[START OF Input rows]

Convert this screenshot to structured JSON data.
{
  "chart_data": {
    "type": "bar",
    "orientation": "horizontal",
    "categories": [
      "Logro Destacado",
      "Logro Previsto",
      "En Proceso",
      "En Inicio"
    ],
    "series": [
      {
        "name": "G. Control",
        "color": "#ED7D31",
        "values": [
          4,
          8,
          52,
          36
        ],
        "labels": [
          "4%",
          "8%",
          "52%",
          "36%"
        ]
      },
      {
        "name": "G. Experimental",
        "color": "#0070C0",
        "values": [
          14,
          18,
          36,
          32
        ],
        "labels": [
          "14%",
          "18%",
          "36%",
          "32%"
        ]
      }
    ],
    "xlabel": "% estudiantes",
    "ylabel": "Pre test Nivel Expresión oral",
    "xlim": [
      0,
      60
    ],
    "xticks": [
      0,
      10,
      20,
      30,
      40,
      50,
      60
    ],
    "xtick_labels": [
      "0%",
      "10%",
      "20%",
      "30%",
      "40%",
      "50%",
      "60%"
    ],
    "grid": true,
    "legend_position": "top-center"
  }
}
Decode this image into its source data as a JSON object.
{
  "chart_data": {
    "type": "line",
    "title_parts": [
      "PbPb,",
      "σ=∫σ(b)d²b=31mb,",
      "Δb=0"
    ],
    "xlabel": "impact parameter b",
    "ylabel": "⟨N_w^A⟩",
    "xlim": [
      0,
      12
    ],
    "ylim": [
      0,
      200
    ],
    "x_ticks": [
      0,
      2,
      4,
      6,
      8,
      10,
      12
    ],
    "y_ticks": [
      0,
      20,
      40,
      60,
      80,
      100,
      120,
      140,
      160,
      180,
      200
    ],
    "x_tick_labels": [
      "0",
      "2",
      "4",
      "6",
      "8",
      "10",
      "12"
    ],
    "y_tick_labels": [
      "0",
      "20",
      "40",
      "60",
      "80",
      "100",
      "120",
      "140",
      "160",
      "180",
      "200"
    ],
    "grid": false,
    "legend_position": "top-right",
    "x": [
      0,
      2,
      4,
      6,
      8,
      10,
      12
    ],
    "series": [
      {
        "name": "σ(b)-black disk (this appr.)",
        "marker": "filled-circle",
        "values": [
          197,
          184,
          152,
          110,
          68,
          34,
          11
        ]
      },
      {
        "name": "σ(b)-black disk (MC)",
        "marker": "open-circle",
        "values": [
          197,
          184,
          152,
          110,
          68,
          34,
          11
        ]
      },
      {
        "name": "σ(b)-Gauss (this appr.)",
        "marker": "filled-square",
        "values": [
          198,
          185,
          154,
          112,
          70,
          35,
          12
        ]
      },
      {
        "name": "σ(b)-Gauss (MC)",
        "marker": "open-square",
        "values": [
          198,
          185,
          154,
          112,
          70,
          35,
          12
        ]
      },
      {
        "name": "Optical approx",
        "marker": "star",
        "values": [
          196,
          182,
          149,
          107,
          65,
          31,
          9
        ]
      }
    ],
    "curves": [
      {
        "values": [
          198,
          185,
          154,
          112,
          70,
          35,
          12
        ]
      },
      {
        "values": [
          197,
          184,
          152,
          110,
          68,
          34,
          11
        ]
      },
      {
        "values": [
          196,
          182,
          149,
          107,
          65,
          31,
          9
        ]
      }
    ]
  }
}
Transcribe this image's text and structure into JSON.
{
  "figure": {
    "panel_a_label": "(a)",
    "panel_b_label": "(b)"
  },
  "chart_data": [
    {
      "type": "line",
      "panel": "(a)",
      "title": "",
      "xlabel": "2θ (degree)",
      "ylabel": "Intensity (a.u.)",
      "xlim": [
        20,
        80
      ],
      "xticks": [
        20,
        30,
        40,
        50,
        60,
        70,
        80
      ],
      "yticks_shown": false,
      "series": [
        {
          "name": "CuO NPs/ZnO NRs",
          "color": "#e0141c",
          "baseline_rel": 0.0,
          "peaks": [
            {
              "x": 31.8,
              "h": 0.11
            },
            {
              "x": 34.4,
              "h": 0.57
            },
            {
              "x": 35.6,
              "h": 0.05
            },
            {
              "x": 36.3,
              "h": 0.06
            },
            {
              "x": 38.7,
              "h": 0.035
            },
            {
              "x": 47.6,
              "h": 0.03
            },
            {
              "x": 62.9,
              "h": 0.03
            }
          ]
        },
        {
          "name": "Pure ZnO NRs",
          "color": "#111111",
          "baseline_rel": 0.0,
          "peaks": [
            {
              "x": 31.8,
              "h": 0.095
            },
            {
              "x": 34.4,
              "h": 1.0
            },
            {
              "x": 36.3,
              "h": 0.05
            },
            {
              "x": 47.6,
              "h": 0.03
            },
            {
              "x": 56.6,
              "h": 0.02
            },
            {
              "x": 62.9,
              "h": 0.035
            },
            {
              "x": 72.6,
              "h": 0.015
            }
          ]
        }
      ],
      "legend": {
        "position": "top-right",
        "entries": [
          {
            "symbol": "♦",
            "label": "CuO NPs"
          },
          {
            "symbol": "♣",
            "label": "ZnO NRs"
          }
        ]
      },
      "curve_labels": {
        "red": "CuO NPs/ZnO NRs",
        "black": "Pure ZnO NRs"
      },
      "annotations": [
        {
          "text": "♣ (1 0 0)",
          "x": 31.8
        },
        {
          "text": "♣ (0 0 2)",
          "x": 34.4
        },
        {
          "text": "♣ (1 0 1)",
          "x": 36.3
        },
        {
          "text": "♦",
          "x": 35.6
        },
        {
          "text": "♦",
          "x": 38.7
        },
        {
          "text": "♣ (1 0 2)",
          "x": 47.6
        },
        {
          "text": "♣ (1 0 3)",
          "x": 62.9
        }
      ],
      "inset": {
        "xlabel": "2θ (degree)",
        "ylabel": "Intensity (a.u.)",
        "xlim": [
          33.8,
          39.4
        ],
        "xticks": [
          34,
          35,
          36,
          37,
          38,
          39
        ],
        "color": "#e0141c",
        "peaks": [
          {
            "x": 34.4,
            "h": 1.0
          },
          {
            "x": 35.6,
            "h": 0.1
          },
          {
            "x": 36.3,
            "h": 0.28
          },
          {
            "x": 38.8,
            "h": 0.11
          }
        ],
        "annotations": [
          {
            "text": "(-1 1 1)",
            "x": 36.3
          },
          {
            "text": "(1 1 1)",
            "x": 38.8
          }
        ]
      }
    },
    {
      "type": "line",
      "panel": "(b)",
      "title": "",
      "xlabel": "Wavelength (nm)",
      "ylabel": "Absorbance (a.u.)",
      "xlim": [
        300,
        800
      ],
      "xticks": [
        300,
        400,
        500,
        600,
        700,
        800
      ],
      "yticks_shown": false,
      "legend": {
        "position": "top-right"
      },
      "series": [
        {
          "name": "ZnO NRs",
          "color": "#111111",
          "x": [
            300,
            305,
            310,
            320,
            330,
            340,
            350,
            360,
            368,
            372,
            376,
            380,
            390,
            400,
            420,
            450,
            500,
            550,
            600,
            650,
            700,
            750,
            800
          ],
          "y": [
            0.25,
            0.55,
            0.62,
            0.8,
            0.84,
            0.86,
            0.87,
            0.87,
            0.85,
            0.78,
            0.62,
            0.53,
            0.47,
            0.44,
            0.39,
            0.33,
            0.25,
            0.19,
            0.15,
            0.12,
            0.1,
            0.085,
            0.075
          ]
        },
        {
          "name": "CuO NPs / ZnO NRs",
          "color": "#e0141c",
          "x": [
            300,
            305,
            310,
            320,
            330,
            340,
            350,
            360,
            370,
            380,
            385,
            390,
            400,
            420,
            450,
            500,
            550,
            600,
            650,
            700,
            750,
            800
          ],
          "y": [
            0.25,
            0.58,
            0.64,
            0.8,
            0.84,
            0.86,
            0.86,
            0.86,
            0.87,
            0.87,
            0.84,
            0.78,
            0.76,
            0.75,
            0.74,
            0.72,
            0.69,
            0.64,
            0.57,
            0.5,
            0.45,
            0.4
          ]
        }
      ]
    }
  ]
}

[END OF Input rows]

● **Requirements**:
Identify every line above that includes the word "disk", and show those lines.

● **Exercise solution**:
        "name": "σ(b)-black disk (this appr.)",
        "name": "σ(b)-black disk (MC)",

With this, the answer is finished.